Set task:
Pull out every line below containing the word "случае".
——————————
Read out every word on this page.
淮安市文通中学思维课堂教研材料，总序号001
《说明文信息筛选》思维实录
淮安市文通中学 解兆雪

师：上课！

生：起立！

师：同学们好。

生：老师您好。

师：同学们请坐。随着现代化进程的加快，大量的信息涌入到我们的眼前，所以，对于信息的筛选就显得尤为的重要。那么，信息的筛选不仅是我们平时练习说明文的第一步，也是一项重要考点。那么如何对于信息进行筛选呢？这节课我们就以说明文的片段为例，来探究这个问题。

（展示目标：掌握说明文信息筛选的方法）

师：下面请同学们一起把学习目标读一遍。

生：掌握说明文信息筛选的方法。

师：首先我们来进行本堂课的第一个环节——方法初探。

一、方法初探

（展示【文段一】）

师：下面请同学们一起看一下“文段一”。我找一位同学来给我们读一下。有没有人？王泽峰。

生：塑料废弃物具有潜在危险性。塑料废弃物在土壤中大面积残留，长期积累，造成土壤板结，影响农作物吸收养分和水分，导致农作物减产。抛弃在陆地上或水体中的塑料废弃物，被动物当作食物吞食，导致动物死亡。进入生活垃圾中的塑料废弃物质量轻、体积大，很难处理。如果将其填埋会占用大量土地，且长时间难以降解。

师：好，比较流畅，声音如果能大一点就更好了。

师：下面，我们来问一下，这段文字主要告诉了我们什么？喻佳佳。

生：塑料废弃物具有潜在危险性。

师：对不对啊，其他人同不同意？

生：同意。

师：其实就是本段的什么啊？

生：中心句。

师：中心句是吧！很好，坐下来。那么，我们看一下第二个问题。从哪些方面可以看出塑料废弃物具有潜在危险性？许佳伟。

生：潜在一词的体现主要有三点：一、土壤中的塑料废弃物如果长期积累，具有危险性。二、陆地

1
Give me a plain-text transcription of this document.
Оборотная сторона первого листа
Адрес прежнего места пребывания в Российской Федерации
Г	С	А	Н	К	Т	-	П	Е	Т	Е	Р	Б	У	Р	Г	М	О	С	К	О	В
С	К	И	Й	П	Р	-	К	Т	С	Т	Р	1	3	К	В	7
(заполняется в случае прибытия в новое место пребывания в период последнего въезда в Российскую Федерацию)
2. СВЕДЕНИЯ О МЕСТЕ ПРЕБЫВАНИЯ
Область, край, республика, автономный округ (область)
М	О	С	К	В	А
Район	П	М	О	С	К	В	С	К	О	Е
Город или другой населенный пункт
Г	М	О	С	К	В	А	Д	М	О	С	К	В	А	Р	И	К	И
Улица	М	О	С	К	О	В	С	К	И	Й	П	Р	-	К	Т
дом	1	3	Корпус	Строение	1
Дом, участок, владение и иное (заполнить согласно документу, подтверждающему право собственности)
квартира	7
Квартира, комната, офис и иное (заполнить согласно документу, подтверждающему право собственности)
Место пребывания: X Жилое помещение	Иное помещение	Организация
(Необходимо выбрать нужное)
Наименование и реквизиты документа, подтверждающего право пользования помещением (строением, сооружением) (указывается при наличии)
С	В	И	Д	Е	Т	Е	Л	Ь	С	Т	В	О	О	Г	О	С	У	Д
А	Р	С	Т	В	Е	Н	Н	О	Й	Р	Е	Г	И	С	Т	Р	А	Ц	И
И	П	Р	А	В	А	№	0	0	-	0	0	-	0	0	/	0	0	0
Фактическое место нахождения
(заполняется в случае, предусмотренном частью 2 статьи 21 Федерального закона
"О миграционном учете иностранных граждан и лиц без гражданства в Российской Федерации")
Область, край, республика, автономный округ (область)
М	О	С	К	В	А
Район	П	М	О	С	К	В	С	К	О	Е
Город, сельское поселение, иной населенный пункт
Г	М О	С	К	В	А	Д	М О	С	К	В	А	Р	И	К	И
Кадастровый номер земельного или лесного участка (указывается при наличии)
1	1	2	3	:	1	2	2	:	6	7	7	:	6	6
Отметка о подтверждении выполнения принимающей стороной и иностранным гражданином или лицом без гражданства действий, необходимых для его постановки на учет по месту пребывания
——————————
Output for this exercise:
(заполняется в случае прибытия в новое место пребывания в период последнего въезда в Российскую Федерацию)
(заполняется в случае, предусмотренном частью 2 статьи 21 Федерального закона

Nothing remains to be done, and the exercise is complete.